### Goal 1
In two sentences, summarize the comparison of 3Play Media alternatives for ad agencies below.

### Selected passage
+++

3Play Media
alternatives for
ad agencies.
3Play Media is the default captioning vendor for most enterprise teams — with published rates that step from $1.90/min at 10-day turnaround to $6.00/min at two hours. For ad agencies running single spots, the price-per-spot math is the question. Here is what Rev, Verbit, Aberdeen, NCI, AI-only tools, and Post Slate actually charge, and what each is good for.
Short answer: 3Play Media is the right vendor if you have enterprise volume and need a single contract covering captions, audio description, transcription, and translation. For a single :30 commercial spot, 3Play's per-minute pricing is rarely the cheapest option, and the rush turnaround tier (2-hour, ~$6.00/min) is what most agencies actually buy — which is when alternatives start to make sense.
Who, what, when
Who: ad agencies, production companies, and brand-side video teams looking at 3Play and asking what else is out there. What: a real comparison — Rev for transparent flat pricing, Verbit for enterprise SLAs, AI tools for sub-broadcast work, and Post Slate for single-spot ceiling pricing. When: when 3Play's per-minute math doesn't fit the per-asset budget.

+++

[Box annotation data]

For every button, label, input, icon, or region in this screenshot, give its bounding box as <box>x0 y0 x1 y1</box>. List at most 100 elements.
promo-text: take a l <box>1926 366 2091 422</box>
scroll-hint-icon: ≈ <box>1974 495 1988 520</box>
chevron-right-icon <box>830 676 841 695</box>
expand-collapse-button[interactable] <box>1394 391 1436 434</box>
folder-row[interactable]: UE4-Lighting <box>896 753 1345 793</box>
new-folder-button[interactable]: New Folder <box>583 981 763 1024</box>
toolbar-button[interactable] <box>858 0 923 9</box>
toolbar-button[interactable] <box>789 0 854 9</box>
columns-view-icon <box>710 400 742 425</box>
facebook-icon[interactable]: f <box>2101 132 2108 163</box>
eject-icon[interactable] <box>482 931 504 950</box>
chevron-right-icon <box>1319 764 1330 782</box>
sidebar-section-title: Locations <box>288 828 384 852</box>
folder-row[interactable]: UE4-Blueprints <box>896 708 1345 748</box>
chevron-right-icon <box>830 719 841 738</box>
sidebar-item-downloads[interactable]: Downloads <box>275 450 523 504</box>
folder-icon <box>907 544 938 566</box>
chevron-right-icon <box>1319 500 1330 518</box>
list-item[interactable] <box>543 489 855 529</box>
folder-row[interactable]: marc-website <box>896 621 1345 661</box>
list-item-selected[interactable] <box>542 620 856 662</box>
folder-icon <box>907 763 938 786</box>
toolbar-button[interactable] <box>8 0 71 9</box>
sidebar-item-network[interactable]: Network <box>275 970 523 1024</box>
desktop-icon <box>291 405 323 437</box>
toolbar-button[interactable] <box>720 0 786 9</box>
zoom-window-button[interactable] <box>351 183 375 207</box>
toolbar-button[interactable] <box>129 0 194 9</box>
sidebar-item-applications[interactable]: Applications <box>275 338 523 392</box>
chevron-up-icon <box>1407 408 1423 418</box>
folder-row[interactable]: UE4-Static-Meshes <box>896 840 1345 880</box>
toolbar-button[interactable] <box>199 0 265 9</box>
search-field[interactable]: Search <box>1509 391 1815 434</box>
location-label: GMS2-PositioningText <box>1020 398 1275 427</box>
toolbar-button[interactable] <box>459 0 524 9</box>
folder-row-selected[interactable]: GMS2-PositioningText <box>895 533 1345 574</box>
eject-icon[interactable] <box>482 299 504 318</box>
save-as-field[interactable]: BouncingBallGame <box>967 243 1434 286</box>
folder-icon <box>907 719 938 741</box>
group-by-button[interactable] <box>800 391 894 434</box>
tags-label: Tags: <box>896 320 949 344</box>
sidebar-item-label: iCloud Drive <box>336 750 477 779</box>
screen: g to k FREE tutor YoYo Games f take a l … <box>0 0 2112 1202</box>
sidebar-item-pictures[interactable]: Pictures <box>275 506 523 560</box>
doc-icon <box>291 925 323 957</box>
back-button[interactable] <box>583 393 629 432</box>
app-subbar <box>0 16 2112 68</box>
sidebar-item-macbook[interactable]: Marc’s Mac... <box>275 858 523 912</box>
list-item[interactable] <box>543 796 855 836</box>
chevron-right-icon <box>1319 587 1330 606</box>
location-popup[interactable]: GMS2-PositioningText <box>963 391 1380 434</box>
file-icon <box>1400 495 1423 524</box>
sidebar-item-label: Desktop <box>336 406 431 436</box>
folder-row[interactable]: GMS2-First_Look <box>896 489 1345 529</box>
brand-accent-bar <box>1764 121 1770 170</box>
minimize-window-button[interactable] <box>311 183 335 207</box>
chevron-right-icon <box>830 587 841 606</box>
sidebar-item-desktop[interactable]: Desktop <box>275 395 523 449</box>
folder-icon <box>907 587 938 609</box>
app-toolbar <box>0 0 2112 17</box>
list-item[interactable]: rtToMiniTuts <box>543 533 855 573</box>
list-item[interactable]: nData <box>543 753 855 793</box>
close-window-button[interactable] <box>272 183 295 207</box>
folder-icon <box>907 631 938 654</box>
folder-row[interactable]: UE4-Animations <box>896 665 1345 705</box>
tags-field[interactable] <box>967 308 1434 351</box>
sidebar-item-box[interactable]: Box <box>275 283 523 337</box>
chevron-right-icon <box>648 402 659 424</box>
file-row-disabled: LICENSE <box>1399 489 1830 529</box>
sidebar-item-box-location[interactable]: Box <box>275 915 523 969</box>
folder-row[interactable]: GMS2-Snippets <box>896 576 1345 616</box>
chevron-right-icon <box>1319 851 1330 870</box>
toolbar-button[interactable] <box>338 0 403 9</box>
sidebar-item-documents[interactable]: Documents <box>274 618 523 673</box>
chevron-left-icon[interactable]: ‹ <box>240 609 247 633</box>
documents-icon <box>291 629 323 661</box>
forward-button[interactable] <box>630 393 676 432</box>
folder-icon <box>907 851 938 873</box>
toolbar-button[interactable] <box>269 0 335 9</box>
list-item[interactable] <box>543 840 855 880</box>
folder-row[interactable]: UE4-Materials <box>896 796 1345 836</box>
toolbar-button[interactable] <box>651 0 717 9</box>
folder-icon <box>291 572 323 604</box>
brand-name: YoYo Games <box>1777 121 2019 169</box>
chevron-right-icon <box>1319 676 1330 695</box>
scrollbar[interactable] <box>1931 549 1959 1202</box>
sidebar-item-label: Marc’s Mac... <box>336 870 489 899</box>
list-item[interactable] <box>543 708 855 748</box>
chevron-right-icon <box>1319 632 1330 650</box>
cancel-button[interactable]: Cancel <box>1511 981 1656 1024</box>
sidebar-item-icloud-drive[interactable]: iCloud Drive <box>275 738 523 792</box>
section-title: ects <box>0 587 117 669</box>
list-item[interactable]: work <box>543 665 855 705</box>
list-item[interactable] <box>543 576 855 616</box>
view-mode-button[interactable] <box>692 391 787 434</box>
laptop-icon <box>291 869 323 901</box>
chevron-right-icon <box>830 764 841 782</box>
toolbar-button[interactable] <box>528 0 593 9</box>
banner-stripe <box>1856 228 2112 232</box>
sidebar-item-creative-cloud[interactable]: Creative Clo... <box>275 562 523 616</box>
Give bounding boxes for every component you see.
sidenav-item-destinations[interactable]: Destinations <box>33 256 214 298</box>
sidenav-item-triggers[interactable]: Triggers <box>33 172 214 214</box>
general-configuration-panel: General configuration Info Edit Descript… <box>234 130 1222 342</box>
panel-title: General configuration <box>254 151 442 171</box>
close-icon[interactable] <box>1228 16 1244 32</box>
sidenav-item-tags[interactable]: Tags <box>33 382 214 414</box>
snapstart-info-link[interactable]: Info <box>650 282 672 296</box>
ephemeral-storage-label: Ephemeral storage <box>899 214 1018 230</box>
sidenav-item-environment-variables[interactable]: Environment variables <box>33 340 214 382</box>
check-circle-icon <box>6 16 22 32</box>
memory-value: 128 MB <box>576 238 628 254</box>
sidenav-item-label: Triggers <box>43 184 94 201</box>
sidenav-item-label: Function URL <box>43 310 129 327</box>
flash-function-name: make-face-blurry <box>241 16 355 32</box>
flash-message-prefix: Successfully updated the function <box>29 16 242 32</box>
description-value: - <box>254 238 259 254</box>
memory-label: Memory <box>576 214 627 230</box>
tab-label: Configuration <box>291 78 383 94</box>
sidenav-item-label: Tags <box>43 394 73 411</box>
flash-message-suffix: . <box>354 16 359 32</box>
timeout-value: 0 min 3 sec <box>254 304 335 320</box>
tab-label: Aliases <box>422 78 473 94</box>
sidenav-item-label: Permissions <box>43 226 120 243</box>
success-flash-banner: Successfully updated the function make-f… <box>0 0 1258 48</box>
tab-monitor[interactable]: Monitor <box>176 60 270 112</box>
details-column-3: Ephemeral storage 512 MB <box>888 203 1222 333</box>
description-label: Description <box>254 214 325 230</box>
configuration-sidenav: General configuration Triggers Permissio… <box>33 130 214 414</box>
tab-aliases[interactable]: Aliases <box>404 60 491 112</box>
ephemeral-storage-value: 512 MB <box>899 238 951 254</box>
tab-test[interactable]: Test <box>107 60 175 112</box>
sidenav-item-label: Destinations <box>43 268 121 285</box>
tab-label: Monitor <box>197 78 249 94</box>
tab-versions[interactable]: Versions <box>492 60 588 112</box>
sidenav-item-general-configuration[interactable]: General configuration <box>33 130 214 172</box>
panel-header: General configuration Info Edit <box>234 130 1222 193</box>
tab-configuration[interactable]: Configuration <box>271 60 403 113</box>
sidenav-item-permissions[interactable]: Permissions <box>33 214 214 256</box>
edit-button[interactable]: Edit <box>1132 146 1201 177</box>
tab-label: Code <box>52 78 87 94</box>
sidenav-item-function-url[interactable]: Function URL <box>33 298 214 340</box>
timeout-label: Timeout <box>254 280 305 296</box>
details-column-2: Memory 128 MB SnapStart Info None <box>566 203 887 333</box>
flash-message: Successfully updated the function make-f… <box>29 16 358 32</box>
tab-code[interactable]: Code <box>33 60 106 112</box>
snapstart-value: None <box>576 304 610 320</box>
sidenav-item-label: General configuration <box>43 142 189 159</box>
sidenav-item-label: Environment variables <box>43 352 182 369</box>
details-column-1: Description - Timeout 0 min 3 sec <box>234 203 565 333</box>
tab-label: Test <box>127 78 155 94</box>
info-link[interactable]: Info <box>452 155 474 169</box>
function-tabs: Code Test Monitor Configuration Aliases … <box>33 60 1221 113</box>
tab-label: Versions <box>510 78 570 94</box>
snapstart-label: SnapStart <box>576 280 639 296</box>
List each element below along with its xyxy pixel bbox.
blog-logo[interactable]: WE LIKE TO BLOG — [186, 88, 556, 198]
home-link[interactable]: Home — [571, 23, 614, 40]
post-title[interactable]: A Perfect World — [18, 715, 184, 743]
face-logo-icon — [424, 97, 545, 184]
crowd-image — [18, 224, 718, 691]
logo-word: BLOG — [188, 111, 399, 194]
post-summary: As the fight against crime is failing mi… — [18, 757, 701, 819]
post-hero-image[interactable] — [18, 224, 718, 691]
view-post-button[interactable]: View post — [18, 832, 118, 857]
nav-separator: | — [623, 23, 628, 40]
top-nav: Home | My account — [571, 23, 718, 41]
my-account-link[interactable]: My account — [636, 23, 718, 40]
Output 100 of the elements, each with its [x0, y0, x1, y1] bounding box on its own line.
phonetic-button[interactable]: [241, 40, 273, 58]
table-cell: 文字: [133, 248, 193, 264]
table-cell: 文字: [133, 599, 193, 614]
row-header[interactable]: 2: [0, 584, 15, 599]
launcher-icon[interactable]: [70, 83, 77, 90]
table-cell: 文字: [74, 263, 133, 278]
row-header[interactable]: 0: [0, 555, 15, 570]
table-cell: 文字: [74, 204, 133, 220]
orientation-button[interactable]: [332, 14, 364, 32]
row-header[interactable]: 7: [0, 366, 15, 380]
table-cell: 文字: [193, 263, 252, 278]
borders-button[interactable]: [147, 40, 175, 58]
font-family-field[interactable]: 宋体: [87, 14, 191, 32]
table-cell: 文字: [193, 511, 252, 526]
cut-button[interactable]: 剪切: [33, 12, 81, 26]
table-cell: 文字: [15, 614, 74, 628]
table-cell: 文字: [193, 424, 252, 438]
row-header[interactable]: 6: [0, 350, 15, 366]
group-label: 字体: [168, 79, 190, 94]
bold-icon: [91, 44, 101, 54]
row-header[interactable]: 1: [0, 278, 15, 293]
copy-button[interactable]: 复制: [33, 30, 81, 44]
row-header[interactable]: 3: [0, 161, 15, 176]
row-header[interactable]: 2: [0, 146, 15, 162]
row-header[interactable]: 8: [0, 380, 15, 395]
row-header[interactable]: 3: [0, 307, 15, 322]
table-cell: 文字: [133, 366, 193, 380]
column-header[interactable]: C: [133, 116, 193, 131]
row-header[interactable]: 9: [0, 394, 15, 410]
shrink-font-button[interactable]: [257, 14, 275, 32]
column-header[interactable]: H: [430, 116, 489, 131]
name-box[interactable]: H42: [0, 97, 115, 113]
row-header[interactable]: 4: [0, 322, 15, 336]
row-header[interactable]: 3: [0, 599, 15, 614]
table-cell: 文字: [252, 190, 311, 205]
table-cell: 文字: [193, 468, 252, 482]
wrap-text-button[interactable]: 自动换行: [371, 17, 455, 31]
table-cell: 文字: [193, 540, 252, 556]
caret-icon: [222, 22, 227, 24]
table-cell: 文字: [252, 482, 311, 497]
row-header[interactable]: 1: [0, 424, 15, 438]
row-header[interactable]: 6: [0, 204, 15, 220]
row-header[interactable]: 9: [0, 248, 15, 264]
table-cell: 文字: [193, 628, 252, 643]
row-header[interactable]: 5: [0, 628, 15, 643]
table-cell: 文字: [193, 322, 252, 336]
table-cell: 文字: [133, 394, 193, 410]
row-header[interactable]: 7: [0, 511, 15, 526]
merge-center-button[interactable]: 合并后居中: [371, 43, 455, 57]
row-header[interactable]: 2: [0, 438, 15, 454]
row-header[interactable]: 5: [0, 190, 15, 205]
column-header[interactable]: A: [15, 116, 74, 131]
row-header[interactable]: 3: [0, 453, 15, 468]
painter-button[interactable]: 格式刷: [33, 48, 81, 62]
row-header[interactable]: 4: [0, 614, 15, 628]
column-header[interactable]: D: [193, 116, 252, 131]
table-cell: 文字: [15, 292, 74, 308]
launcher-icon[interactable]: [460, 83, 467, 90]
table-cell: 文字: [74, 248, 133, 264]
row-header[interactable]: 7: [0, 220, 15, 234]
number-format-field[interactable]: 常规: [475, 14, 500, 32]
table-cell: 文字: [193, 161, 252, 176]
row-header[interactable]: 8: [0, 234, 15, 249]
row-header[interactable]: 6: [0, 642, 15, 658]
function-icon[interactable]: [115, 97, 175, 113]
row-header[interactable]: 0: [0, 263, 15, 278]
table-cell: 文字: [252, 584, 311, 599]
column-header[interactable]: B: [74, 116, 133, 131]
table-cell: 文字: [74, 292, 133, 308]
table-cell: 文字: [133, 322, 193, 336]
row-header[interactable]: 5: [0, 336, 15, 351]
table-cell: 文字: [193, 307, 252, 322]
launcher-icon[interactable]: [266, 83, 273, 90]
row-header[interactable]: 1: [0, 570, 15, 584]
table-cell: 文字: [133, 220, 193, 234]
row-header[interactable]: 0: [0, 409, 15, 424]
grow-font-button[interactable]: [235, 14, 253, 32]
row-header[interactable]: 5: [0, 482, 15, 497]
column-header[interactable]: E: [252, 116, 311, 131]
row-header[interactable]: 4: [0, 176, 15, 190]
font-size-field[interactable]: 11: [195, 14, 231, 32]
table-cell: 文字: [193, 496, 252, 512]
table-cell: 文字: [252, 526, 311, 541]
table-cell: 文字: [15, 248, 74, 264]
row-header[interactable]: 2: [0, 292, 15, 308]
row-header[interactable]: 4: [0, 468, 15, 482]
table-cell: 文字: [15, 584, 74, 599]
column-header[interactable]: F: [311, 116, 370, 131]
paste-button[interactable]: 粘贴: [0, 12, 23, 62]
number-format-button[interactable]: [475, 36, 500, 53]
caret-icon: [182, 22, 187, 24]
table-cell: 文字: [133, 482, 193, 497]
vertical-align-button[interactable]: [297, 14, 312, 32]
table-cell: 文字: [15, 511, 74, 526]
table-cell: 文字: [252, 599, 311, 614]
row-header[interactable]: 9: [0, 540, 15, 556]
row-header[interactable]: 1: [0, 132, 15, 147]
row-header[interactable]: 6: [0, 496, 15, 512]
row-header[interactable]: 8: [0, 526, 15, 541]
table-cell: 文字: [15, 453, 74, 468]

+++

### Goal 2
Reproduce the listing starting at its first line and ending at the line that contains "chevron-right-icon <box>830 676 841 695</box>", including both of those lines.

### Worked answer 1
3Play Media is the default captioning vendor for most enterprise teams, with published rates from $1.90/min at 10-day turnaround to $6.00/min at two hours, and it is the right vendor for enterprise volume needing one contract for captions, audio description, transcription and translation. For a single :30 spot, however, its per-minute pricing is rarely the cheapest option, so the comparison sets out what Rev, Verbit, Aberdeen, NCI, AI-only tools and Post Slate charge and what each is good for.

### Worked answer 2
For every button, label, input, icon, or region in this screenshot, give its bounding box as <box>x0 y0 x1 y1</box>. List at most 100 elements.
promo-text: take a l <box>1926 366 2091 422</box>
scroll-hint-icon: ≈ <box>1974 495 1988 520</box>
chevron-right-icon <box>830 676 841 695</box>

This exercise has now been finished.